EXERCISE GOAL:
Which lines in the material below contain the string "cagr"? Report every such line in full.

Start of EXERCISE INPUTS

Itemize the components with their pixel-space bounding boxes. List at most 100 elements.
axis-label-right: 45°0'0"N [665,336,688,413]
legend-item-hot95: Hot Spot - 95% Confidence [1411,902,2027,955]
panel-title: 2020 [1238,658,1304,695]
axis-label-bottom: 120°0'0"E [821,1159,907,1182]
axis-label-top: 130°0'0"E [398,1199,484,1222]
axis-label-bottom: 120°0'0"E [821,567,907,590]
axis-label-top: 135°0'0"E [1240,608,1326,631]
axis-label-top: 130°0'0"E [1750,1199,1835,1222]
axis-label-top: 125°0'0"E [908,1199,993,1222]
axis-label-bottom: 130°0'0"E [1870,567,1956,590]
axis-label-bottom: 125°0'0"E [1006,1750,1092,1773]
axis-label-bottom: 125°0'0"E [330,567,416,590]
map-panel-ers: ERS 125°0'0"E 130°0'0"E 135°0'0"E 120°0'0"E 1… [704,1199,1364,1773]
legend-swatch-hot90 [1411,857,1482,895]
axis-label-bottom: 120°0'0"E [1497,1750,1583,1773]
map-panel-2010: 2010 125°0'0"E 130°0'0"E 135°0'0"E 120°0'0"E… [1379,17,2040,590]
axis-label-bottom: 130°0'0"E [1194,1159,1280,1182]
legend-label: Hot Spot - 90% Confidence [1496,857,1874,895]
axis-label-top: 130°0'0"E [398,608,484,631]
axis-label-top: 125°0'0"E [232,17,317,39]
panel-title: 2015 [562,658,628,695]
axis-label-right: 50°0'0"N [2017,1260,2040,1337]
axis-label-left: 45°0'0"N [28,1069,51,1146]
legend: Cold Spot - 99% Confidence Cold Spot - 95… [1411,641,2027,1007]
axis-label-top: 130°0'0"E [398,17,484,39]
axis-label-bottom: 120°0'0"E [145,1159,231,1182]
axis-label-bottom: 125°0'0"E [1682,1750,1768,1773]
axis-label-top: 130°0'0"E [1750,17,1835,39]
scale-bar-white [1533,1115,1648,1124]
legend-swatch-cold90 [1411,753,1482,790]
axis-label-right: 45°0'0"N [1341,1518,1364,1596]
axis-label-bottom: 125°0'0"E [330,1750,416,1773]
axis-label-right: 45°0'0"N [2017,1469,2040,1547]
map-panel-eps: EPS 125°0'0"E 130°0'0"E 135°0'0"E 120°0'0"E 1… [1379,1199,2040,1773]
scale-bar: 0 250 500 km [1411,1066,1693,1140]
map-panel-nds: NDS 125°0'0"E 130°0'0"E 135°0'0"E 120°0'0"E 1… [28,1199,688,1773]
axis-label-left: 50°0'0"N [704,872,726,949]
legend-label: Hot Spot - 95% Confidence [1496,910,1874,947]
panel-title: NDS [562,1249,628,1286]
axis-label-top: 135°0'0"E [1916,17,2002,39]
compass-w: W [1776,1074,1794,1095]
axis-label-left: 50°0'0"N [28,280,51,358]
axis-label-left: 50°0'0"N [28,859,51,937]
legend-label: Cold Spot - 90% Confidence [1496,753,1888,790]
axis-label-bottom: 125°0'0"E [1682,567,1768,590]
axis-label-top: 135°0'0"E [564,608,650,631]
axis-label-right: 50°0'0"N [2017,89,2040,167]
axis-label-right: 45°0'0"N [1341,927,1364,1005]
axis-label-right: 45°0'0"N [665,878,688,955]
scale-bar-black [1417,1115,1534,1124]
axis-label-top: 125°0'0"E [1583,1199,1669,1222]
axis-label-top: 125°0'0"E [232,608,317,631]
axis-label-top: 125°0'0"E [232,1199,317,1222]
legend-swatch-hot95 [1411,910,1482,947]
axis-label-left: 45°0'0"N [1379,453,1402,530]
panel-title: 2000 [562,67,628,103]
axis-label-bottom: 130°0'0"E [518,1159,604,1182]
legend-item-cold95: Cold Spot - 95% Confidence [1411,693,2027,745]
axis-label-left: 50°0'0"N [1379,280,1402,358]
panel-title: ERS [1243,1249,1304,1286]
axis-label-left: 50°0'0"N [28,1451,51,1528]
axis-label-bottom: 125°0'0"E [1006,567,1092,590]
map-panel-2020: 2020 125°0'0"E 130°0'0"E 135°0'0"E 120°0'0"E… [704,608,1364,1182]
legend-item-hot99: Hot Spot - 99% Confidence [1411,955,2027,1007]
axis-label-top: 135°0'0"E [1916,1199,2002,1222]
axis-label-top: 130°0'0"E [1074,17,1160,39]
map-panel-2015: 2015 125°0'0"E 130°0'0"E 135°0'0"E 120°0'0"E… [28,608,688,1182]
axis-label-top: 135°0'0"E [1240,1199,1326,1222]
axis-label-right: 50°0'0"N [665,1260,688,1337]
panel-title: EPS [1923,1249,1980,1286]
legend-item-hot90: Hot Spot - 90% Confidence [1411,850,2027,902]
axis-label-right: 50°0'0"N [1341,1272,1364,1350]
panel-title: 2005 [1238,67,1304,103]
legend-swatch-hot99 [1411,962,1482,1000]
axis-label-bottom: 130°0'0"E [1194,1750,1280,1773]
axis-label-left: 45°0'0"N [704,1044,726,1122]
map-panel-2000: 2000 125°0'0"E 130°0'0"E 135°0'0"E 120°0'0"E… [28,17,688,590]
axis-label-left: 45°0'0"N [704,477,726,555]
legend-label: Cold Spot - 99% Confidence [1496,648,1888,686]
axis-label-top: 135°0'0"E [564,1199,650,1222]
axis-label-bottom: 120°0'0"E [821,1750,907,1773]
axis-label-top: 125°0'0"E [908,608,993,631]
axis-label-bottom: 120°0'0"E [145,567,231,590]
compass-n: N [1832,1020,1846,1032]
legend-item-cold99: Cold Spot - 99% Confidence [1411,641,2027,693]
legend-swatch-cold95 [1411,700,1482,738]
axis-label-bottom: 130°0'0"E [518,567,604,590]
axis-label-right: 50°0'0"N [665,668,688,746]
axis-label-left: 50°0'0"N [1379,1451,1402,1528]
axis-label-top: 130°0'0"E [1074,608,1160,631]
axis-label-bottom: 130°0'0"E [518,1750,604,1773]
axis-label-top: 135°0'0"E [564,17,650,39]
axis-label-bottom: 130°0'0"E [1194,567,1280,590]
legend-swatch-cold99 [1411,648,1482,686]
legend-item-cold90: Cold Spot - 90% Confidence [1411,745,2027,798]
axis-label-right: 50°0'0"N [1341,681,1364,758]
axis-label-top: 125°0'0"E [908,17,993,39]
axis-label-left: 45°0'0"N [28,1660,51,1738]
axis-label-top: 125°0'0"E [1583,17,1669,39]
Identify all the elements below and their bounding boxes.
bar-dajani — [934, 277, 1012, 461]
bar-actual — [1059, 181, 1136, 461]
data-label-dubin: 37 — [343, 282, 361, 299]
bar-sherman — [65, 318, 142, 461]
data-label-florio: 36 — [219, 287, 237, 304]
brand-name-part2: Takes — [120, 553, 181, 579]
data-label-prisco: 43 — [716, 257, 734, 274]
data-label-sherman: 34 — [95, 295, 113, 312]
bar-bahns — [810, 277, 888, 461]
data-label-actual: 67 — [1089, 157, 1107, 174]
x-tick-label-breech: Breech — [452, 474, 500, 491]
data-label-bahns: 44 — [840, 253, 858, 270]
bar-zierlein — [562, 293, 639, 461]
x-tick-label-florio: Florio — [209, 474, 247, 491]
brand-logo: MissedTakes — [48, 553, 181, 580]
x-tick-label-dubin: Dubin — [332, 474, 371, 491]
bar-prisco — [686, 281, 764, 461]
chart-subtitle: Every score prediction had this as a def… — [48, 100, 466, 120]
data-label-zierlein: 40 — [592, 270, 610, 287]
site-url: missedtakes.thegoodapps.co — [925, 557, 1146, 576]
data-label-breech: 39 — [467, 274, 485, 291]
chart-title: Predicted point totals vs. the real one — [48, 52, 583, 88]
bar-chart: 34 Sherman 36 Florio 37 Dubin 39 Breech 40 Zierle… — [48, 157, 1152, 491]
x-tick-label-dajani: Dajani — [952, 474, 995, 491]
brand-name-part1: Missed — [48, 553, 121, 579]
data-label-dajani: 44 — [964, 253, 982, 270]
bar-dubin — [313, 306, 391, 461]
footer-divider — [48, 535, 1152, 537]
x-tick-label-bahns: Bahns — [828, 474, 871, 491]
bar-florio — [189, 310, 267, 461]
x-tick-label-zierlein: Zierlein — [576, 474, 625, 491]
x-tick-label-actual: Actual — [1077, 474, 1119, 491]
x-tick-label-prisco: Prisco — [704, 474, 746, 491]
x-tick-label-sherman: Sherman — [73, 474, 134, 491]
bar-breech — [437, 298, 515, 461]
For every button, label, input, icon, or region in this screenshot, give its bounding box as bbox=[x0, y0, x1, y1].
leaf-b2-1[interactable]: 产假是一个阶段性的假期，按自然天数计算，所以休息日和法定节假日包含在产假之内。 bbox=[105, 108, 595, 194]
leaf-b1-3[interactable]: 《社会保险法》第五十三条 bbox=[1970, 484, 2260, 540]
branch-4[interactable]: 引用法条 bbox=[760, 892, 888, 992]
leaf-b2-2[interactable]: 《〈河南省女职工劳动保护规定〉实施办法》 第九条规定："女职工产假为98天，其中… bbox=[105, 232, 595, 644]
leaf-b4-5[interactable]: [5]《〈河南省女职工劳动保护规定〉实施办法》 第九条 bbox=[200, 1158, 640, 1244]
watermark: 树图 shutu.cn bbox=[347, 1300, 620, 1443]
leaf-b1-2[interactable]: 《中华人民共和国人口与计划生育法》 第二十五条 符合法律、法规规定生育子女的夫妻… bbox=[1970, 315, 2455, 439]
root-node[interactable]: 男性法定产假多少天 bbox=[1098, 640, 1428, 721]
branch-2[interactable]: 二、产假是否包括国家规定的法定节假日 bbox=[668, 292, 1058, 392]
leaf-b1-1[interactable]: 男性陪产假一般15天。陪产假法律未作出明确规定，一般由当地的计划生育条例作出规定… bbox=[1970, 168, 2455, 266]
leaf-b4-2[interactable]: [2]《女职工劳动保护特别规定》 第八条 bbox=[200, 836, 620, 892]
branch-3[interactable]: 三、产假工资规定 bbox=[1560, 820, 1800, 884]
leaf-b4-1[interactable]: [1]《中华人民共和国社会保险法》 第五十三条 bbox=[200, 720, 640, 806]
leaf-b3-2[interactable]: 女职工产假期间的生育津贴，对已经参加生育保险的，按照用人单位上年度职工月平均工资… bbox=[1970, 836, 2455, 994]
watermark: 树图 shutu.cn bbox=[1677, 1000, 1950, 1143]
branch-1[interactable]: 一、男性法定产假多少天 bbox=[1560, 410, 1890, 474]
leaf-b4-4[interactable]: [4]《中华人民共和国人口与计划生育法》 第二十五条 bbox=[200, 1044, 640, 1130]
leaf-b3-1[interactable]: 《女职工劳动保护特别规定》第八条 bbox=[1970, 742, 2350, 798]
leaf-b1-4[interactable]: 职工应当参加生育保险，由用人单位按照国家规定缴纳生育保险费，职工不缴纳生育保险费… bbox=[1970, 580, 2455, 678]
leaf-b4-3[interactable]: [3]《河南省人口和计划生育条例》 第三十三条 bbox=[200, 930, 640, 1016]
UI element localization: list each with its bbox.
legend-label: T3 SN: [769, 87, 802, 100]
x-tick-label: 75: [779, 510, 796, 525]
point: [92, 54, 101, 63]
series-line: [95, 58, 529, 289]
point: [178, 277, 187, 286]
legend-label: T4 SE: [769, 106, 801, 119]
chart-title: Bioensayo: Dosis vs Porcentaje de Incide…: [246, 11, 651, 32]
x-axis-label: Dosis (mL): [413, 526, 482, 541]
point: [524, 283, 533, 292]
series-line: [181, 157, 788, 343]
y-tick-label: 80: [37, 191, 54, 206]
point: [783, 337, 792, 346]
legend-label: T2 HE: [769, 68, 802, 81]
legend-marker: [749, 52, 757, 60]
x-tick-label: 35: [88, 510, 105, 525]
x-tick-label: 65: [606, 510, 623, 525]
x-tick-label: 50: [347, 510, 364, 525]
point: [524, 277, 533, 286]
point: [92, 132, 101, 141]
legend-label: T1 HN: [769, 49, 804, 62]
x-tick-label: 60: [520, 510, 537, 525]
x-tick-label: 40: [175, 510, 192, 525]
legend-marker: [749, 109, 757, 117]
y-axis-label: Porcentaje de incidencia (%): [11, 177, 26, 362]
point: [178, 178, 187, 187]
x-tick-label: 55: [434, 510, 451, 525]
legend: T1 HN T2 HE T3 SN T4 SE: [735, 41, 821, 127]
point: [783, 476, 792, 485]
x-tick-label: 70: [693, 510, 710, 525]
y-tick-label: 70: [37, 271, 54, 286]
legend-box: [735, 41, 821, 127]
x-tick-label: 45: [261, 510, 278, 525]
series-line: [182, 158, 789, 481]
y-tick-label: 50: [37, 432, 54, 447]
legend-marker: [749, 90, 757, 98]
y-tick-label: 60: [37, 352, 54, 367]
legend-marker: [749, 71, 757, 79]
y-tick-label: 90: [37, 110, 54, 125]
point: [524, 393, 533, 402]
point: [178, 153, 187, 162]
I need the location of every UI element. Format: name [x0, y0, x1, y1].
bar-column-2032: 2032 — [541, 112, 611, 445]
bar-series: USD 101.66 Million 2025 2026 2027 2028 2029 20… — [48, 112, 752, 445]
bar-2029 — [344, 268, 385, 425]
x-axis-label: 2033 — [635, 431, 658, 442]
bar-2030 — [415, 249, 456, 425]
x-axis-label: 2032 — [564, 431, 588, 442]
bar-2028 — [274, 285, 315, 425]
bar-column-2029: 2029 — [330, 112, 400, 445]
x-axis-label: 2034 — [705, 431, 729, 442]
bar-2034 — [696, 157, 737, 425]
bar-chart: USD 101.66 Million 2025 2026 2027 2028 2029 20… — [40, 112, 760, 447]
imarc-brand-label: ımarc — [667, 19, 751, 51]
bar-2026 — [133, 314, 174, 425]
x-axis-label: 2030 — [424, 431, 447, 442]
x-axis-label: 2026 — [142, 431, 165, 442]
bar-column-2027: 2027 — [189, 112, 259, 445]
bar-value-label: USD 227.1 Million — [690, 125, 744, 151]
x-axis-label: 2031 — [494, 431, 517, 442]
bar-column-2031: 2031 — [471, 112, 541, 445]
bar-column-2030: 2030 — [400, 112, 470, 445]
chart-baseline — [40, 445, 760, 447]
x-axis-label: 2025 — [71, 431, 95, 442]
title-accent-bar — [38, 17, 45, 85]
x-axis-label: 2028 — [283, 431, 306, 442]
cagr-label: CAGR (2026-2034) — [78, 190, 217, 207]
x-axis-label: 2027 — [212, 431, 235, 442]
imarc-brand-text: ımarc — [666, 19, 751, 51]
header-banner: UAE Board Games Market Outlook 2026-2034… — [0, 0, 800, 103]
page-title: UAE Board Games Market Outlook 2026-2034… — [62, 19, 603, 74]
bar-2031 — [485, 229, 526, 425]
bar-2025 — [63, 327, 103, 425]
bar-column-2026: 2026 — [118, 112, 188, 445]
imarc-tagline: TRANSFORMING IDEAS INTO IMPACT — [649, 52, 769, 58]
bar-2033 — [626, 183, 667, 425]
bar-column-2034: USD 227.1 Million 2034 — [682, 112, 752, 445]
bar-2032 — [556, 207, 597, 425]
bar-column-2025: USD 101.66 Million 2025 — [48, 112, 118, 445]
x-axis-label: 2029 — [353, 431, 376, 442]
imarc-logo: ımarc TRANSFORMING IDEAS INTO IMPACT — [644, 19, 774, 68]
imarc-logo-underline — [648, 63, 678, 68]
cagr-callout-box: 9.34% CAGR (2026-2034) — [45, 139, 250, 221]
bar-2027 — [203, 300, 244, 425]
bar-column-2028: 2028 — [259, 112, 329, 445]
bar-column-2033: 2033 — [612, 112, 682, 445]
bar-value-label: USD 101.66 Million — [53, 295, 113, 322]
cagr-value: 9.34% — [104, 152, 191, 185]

End of EXERCISE INPUTS

OUTPUT OF THE TASK:
cagr-label: CAGR (2026-2034) — [78, 190, 217, 207]
cagr-callout-box: 9.34% CAGR (2026-2034) — [45, 139, 250, 221]
cagr-value: 9.34% — [104, 152, 191, 185]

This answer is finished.